# Data entries start

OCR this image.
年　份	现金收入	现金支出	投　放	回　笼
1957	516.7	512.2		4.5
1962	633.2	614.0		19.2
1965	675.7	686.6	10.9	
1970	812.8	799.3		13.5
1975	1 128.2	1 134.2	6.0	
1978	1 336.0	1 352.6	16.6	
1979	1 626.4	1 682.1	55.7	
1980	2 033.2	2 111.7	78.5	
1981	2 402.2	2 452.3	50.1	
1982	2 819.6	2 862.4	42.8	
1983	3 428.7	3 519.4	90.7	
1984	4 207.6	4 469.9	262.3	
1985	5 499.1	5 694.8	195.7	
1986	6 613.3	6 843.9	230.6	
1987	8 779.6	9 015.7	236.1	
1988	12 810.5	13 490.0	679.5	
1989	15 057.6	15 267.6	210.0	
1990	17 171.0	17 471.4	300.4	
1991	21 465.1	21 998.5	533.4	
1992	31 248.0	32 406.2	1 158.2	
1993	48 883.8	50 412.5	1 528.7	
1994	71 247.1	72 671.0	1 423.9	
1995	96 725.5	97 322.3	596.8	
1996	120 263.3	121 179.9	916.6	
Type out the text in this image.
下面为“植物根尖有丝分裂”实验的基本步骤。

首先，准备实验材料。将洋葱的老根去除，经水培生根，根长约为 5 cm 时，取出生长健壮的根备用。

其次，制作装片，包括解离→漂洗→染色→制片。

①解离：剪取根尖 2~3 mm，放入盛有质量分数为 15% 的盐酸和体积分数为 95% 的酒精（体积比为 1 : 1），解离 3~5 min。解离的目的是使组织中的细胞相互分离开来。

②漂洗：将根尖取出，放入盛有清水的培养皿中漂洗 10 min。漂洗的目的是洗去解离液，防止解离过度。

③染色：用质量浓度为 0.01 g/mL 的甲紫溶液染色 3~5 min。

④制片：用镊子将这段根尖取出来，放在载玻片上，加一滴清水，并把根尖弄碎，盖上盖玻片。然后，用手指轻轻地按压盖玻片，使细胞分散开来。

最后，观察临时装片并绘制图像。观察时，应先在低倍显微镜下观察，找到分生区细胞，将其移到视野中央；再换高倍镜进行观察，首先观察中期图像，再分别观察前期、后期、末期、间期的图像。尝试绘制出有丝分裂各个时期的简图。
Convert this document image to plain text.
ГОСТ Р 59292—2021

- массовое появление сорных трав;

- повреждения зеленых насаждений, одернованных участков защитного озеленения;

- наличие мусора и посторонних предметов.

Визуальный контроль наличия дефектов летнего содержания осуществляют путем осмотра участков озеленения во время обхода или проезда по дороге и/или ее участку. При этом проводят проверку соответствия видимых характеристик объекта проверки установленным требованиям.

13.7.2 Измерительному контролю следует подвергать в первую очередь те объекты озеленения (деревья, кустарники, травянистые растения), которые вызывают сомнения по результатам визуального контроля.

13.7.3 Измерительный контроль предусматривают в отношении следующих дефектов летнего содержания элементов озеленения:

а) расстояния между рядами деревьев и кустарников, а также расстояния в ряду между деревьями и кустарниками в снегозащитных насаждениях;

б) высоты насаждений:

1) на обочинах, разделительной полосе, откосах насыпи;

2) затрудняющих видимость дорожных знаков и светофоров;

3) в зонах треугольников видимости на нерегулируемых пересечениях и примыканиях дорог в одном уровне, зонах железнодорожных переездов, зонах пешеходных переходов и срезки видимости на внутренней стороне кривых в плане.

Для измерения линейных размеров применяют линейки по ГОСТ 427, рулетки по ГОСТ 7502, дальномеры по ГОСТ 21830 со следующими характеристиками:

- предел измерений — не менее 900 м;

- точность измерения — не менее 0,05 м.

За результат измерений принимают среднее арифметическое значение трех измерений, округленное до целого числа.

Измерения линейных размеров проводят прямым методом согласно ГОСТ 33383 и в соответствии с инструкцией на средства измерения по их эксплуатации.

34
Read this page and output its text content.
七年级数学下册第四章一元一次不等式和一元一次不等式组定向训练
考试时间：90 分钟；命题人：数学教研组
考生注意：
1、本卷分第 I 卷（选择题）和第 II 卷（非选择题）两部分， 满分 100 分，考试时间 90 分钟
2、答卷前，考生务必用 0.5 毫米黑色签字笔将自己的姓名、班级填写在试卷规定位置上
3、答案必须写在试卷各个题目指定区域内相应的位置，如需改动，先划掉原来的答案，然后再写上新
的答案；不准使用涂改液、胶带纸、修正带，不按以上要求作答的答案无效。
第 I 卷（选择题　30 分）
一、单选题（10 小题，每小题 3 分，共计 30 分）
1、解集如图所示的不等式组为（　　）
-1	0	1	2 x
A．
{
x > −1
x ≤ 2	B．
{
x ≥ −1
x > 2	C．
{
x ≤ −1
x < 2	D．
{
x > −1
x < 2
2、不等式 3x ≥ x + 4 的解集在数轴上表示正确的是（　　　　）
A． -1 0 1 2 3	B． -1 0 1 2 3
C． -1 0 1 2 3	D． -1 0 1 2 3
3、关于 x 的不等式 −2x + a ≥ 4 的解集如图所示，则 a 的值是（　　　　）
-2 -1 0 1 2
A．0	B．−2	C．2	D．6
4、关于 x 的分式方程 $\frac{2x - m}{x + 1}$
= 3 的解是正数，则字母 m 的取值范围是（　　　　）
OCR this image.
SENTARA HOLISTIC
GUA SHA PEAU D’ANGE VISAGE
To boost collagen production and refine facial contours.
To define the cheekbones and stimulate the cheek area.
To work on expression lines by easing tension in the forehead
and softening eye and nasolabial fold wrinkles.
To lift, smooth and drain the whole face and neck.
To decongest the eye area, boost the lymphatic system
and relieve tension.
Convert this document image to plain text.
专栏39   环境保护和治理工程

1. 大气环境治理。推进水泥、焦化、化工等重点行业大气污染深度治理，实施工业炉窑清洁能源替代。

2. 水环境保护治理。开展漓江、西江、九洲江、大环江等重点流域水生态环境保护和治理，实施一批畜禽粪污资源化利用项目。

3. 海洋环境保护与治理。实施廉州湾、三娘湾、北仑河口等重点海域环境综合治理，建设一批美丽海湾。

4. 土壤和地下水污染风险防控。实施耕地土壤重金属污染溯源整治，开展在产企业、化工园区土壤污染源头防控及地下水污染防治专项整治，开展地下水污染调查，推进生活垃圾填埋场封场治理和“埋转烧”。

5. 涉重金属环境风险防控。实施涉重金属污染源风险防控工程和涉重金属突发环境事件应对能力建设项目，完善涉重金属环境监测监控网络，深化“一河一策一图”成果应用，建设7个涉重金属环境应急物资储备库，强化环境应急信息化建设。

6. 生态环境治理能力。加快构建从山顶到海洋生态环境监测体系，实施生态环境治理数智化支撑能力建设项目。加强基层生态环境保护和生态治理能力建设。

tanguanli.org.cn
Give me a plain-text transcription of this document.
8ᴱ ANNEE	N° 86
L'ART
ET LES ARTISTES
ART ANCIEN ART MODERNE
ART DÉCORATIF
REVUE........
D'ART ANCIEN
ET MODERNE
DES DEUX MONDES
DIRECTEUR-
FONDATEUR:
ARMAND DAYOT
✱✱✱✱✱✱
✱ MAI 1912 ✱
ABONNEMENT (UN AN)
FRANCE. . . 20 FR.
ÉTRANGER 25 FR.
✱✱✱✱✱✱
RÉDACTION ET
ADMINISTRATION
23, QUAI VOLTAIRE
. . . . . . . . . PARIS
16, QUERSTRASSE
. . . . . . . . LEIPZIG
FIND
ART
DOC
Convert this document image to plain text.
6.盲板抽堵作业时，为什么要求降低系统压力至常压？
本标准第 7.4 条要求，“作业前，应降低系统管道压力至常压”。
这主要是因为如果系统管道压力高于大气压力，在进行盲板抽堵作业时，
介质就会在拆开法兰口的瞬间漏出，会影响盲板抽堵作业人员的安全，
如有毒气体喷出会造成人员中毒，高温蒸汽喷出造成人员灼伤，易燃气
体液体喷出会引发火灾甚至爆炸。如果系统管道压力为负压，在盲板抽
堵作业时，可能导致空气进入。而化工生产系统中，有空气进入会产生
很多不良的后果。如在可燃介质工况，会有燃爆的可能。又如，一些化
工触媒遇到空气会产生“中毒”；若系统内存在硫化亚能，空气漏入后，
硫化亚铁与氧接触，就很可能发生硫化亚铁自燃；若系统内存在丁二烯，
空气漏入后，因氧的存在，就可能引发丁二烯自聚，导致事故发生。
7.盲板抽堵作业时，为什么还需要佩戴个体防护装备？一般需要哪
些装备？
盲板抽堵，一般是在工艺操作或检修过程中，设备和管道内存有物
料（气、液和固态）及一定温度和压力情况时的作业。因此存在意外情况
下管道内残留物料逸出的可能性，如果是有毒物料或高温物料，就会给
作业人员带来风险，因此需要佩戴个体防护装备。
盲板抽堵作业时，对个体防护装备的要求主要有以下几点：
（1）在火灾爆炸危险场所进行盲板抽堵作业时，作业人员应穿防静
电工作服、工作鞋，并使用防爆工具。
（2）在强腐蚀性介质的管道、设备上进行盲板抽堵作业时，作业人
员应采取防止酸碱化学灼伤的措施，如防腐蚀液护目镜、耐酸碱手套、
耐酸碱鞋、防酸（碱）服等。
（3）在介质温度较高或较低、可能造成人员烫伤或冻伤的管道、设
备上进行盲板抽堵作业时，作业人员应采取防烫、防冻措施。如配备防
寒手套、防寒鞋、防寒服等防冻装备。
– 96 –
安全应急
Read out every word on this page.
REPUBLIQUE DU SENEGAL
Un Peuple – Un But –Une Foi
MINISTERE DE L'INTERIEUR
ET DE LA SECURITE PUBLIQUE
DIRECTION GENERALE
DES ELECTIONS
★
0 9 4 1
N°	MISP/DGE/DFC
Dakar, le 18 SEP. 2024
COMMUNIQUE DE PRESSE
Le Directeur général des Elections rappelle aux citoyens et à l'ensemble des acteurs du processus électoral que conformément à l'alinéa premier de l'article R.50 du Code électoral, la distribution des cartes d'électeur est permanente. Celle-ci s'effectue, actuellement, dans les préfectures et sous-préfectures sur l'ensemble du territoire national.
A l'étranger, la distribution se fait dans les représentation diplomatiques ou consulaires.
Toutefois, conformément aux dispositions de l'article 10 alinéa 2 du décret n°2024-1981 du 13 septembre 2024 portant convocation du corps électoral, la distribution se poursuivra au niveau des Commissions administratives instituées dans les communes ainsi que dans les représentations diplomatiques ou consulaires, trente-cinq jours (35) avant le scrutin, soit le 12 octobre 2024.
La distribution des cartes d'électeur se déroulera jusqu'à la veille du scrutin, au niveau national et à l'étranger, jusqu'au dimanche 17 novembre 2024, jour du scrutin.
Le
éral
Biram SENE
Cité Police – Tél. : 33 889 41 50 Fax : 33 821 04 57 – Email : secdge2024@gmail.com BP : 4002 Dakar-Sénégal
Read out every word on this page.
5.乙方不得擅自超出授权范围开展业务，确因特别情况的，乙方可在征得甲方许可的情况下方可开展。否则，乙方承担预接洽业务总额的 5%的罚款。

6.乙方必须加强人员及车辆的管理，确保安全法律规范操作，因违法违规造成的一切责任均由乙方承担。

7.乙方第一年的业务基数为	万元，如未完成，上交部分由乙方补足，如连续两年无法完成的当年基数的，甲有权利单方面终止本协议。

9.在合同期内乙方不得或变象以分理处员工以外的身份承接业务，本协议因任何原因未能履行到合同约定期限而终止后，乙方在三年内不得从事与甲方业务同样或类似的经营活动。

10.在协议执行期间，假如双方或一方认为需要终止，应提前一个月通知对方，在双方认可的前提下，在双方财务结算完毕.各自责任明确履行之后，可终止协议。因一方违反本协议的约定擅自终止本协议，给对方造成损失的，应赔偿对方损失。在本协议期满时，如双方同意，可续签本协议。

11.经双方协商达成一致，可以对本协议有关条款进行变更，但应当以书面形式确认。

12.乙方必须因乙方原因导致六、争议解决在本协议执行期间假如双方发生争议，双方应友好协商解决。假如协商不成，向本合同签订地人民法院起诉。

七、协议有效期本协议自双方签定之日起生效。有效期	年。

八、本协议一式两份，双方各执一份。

# Data entries end

§ **Goal**:
Collect from the data above every line that includes "менее".

§ **Solution to this task**:
- предел измерений — не менее 900 м;
- точность измерения — не менее 0,05 м.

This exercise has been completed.